Scan the listing for the word "legend" and report every line that contains it.

..............................

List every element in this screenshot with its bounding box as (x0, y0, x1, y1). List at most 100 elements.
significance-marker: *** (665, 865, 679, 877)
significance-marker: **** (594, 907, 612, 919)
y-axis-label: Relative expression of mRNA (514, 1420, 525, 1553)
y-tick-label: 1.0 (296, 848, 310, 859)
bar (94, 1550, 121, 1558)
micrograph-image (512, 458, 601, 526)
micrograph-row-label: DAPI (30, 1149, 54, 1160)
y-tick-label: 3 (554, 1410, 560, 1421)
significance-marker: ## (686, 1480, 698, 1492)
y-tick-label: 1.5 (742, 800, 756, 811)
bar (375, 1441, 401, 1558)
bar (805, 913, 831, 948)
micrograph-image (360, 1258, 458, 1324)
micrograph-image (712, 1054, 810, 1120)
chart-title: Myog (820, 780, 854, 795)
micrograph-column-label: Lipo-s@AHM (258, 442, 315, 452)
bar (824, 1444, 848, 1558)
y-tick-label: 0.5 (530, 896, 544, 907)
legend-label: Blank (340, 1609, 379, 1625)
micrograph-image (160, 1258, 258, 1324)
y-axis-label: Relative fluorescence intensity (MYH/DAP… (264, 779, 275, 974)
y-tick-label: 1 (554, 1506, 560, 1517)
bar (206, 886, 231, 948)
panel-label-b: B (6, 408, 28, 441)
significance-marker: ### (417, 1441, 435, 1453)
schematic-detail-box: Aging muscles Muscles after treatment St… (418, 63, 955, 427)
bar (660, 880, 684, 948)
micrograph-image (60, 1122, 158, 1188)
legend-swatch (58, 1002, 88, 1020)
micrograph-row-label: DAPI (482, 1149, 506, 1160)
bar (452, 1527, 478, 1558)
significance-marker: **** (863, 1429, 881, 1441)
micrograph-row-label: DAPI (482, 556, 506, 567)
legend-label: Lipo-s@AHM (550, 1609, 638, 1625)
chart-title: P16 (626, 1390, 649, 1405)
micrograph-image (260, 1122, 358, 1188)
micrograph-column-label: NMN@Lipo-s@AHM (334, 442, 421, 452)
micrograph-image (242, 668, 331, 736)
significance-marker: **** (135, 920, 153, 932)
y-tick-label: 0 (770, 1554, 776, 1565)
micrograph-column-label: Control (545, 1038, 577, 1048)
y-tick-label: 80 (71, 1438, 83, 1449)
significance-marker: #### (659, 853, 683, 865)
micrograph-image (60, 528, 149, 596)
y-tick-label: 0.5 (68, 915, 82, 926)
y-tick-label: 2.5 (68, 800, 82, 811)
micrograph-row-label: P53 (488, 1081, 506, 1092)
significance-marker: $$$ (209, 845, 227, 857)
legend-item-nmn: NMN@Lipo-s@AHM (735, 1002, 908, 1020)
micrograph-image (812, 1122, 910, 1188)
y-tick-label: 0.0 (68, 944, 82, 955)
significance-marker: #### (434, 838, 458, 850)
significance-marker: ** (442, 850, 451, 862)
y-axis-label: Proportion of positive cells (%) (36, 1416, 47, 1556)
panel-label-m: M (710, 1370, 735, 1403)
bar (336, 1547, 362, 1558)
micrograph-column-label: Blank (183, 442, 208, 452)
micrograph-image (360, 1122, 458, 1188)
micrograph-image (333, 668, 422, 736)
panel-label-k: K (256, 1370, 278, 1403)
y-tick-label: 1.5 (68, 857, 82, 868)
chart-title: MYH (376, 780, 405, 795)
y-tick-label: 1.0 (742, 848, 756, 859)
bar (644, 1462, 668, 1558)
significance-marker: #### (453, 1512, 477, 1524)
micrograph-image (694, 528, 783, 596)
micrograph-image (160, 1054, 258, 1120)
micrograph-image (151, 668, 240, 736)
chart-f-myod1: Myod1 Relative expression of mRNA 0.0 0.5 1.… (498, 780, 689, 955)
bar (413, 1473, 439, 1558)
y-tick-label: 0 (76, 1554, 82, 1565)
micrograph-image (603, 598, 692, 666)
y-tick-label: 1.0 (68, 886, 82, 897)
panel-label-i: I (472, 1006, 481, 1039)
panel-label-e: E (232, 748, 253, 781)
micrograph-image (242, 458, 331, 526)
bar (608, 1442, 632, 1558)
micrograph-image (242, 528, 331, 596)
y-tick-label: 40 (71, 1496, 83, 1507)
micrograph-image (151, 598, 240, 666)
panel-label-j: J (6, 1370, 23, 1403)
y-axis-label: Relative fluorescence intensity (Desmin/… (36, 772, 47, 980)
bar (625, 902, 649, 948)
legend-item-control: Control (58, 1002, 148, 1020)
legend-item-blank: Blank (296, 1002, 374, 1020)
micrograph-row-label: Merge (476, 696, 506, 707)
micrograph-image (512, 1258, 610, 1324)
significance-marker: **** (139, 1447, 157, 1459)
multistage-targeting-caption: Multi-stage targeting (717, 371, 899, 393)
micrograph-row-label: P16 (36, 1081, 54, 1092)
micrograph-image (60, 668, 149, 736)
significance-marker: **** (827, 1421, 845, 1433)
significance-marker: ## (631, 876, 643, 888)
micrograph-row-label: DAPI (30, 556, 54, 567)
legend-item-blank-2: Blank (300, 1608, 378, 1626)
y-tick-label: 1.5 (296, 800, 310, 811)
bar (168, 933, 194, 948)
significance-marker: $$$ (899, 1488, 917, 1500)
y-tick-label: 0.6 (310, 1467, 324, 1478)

..............................

Exercise output
legend-label: Blank (340, 1609, 379, 1625)
legend-swatch (58, 1002, 88, 1020)
legend-label: Lipo-s@AHM (550, 1609, 638, 1625)
legend-item-nmn: NMN@Lipo-s@AHM (735, 1002, 908, 1020)
legend-item-control: Control (58, 1002, 148, 1020)
legend-item-blank: Blank (296, 1002, 374, 1020)
legend-item-blank-2: Blank (300, 1608, 378, 1626)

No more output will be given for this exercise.